--- BEGIN Provided information ---
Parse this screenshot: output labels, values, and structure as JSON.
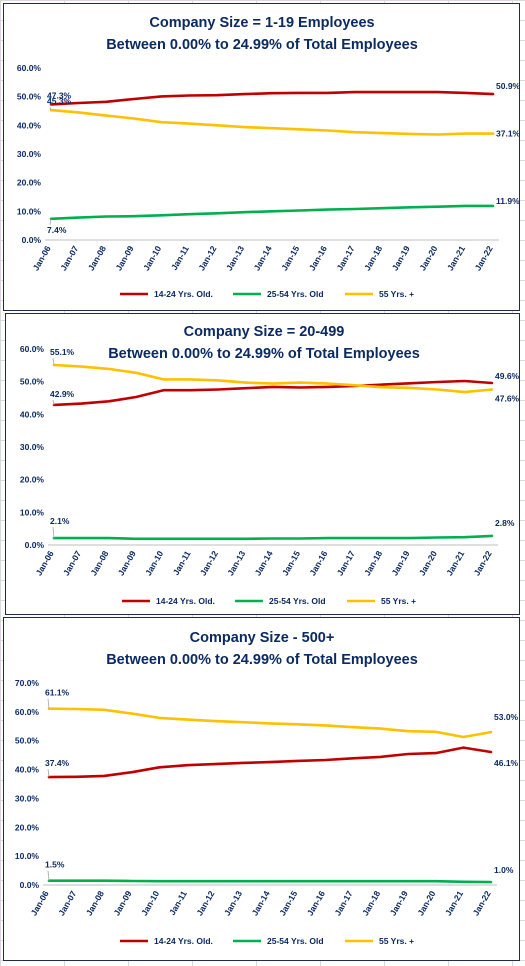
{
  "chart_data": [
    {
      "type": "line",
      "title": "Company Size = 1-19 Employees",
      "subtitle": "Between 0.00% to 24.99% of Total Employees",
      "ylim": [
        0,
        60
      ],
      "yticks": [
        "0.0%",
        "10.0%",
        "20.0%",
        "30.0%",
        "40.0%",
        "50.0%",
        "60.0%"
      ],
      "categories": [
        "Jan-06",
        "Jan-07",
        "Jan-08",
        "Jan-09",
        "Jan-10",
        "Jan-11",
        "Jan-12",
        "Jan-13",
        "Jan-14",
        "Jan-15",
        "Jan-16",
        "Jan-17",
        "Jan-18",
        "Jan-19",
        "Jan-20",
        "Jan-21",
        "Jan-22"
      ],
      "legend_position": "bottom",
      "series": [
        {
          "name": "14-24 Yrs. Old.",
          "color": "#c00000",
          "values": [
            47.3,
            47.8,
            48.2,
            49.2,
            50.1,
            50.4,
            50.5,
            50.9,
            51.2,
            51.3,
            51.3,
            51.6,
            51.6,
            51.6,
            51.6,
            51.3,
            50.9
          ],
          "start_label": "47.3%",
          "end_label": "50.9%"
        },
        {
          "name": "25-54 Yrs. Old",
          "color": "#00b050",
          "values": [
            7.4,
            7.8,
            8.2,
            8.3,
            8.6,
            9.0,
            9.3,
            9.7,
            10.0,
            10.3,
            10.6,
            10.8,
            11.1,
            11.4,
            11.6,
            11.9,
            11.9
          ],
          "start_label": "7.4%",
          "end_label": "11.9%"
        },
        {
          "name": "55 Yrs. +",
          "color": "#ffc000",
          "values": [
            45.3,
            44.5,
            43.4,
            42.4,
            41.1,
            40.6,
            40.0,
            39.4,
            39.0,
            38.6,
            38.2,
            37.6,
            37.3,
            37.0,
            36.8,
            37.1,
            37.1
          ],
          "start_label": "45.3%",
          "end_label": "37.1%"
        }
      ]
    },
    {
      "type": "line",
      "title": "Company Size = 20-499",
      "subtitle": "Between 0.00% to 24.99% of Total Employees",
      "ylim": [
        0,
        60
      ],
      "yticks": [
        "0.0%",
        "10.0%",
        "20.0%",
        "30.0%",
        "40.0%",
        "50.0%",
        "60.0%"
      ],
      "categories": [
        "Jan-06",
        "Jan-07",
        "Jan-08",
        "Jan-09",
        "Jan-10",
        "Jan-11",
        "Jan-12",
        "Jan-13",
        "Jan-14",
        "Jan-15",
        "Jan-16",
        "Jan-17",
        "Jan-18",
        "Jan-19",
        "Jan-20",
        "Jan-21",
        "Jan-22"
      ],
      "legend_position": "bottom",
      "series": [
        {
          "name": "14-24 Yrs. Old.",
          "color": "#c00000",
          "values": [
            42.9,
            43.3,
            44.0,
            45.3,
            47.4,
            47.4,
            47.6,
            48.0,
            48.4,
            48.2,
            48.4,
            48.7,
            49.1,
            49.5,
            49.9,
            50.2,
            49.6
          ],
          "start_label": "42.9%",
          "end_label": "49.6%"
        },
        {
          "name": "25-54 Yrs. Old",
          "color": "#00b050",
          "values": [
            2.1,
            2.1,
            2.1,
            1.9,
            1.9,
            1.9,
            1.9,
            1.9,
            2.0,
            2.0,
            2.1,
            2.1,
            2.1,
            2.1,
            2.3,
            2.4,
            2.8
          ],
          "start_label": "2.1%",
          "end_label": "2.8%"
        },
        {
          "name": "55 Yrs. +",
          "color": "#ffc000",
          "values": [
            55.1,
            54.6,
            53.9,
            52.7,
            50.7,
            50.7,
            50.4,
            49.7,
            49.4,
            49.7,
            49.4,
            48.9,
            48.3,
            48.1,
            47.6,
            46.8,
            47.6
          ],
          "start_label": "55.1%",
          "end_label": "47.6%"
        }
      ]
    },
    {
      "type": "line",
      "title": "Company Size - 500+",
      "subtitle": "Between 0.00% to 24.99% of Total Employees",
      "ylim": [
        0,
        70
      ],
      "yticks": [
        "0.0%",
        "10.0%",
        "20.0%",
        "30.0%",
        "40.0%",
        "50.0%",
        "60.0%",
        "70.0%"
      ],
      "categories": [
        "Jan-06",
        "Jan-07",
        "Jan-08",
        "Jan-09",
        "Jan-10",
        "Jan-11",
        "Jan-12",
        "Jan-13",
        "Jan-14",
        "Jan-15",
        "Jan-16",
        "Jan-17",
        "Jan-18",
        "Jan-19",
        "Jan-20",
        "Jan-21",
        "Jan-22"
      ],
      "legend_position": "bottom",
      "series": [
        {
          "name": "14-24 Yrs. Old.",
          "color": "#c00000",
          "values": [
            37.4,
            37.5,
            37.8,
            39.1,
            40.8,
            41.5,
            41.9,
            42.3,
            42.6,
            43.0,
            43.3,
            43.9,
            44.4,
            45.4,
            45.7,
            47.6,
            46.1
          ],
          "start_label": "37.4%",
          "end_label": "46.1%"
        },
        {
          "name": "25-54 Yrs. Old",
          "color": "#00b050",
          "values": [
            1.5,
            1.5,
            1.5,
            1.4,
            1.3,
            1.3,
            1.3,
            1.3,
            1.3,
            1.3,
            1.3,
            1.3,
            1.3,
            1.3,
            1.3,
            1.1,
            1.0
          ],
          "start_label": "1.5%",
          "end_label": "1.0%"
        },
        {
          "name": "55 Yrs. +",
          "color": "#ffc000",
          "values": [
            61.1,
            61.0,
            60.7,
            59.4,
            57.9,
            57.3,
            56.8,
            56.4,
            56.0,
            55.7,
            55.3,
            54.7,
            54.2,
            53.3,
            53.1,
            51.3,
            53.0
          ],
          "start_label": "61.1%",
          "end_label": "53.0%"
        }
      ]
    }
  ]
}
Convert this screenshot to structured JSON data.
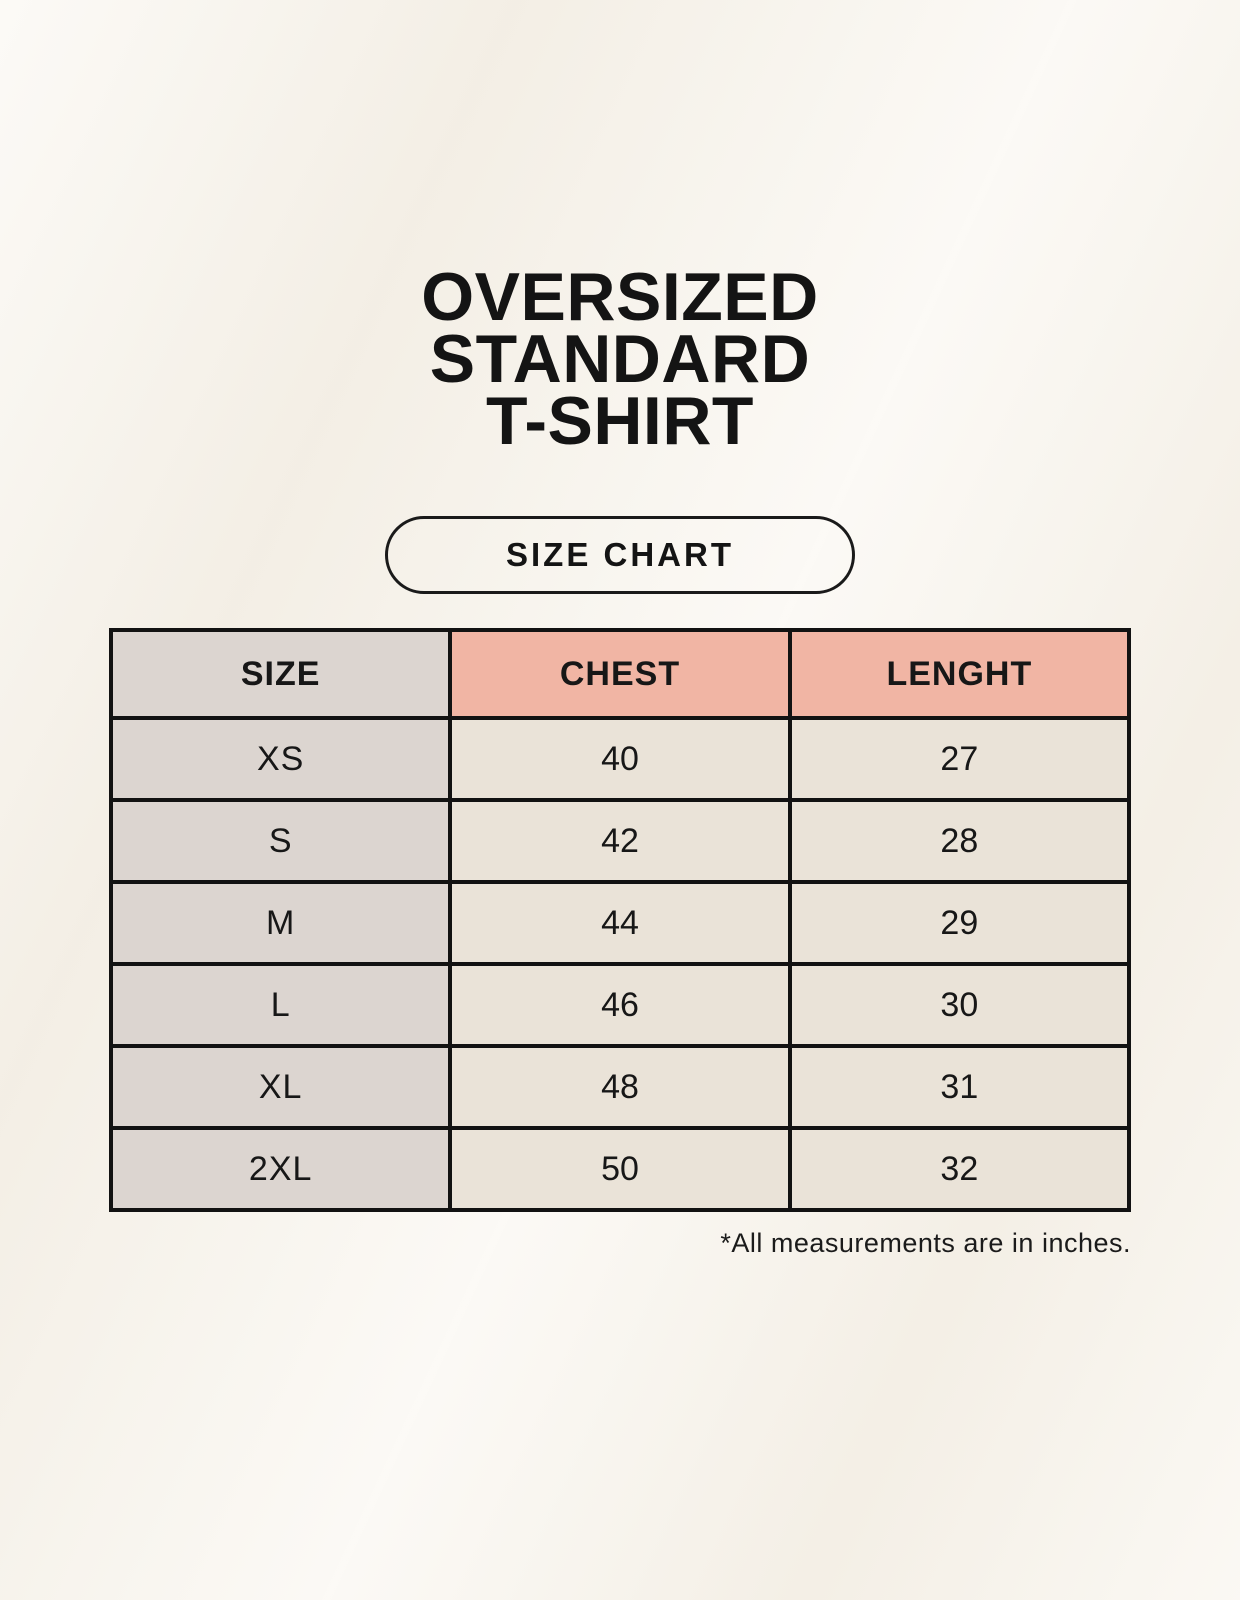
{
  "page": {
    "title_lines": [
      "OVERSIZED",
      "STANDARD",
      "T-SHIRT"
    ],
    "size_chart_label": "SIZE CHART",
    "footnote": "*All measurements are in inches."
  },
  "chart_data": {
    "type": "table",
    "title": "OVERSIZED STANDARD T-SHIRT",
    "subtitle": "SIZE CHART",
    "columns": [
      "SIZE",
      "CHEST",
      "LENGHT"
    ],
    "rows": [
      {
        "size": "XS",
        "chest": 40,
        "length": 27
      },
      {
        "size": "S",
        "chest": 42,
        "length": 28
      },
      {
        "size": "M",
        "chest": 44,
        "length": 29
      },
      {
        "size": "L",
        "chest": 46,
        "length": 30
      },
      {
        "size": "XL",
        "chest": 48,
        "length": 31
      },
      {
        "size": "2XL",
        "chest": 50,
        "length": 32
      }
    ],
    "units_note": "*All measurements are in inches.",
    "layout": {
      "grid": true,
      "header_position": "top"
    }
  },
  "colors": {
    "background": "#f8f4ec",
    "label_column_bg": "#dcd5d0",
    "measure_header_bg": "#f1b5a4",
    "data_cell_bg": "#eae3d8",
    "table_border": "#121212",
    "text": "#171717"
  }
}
--- END Provided information ---
— Aim —
Pull out all lines from the entries above that include the word "inches".

— Answer to the problem —
    "footnote": "*All measurements are in inches."
    "units_note": "*All measurements are in inches.",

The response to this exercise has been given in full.